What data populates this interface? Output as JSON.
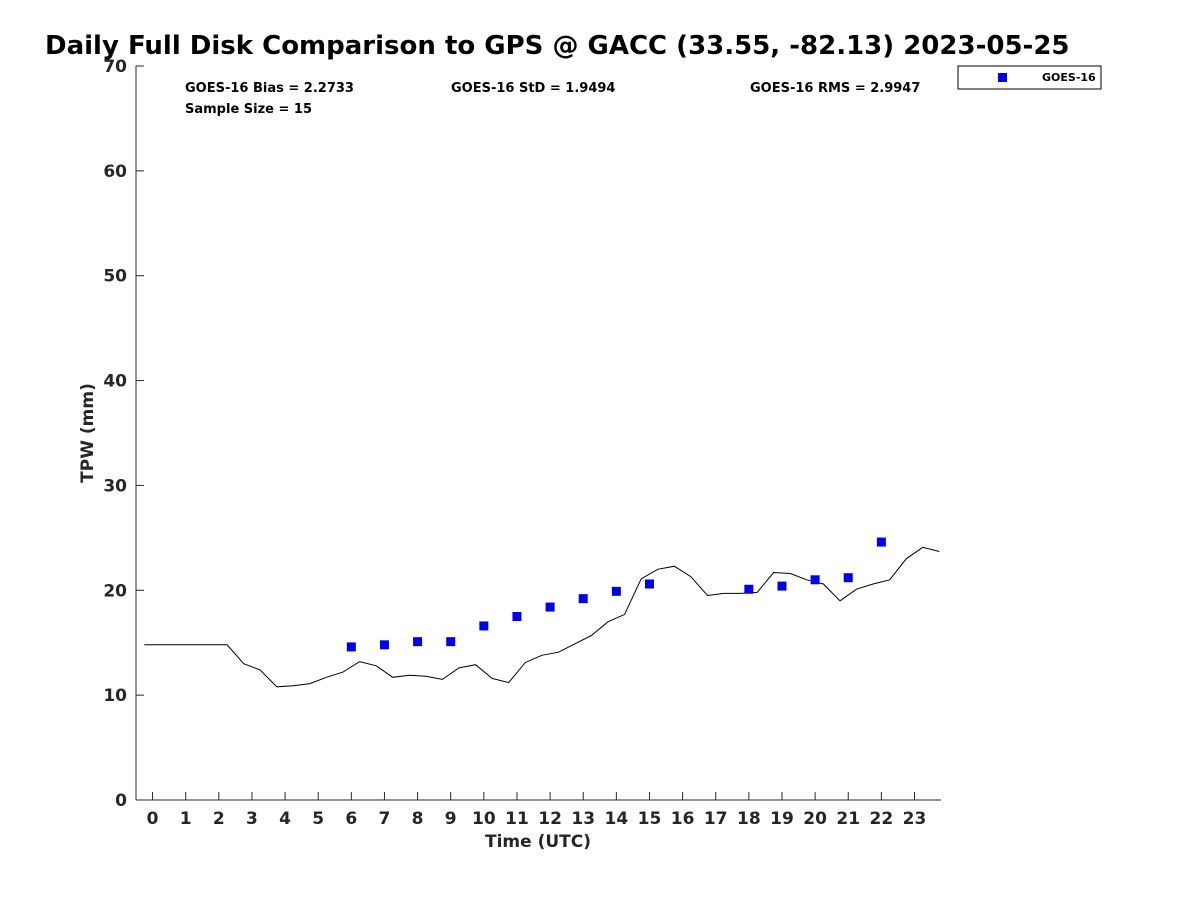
{
  "chart_data": {
    "type": "scatter",
    "title": "Daily Full Disk Comparison to GPS @ GACC (33.55, -82.13) 2023-05-25",
    "xlabel": "Time (UTC)",
    "ylabel": "TPW (mm)",
    "xlim": [
      -0.5,
      23.8
    ],
    "ylim": [
      0,
      70
    ],
    "xticks": [
      0,
      1,
      2,
      3,
      4,
      5,
      6,
      7,
      8,
      9,
      10,
      11,
      12,
      13,
      14,
      15,
      16,
      17,
      18,
      19,
      20,
      21,
      22,
      23
    ],
    "xtick_labels": [
      "0",
      "1",
      "2",
      "3",
      "4",
      "5",
      "6",
      "7",
      "8",
      "9",
      "10",
      "11",
      "12",
      "13",
      "14",
      "15",
      "16",
      "17",
      "18",
      "19",
      "20",
      "21",
      "22",
      "23"
    ],
    "yticks": [
      0,
      10,
      20,
      30,
      40,
      50,
      60,
      70
    ],
    "ytick_labels": [
      "0",
      "10",
      "20",
      "30",
      "40",
      "50",
      "60",
      "70"
    ],
    "grid": false,
    "legend_position": "top-right",
    "stats": {
      "bias": "GOES-16 Bias = 2.2733",
      "std": "GOES-16 StD = 1.9494",
      "rms": "GOES-16 RMS = 2.9947",
      "sample": "Sample Size = 15"
    },
    "series": [
      {
        "name": "GOES-16",
        "type": "scatter",
        "marker": "square",
        "color": "#0000e6",
        "x": [
          6,
          7,
          8,
          9,
          10,
          11,
          12,
          13,
          14,
          15,
          18,
          19,
          20,
          21,
          22
        ],
        "y": [
          14.6,
          14.8,
          15.1,
          15.1,
          16.6,
          17.5,
          18.4,
          19.2,
          19.9,
          20.6,
          20.1,
          20.4,
          21.0,
          21.2,
          24.6
        ]
      },
      {
        "type": "line",
        "color": "#000000",
        "x": [
          -0.25,
          0,
          0.25,
          0.75,
          1.25,
          1.75,
          2.25,
          2.75,
          3.25,
          3.75,
          4.25,
          4.75,
          5.25,
          5.75,
          6.25,
          6.75,
          7.25,
          7.75,
          8.25,
          8.75,
          9.25,
          9.75,
          10.25,
          10.75,
          11.25,
          11.75,
          12.25,
          12.75,
          13.25,
          13.75,
          14.25,
          14.75,
          15.25,
          15.75,
          16.25,
          16.75,
          17.25,
          17.75,
          18.25,
          18.75,
          19.25,
          19.75,
          20.25,
          20.75,
          21.25,
          21.75,
          22.25,
          22.75,
          23.25,
          23.75
        ],
        "y": [
          14.8,
          14.8,
          14.8,
          14.8,
          14.8,
          14.8,
          14.8,
          13.0,
          12.4,
          10.8,
          10.9,
          11.1,
          11.7,
          12.2,
          13.2,
          12.8,
          11.7,
          11.9,
          11.8,
          11.5,
          12.6,
          12.9,
          11.6,
          11.2,
          13.1,
          13.8,
          14.1,
          14.9,
          15.7,
          17.0,
          17.7,
          21.1,
          22.0,
          22.3,
          21.3,
          19.5,
          19.7,
          19.7,
          19.8,
          21.7,
          21.6,
          21.0,
          20.6,
          19.0,
          20.1,
          20.6,
          21.0,
          23.0,
          24.1,
          23.7
        ]
      }
    ]
  }
}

**REQUEST**
Wherever the word "GOES" occurs in a line of the listing, copy that line.

**EXPECTED ANSWER**
      "bias": "GOES-16 Bias = 2.2733",
      "std": "GOES-16 StD = 1.9494",
      "rms": "GOES-16 RMS = 2.9947",
        "name": "GOES-16",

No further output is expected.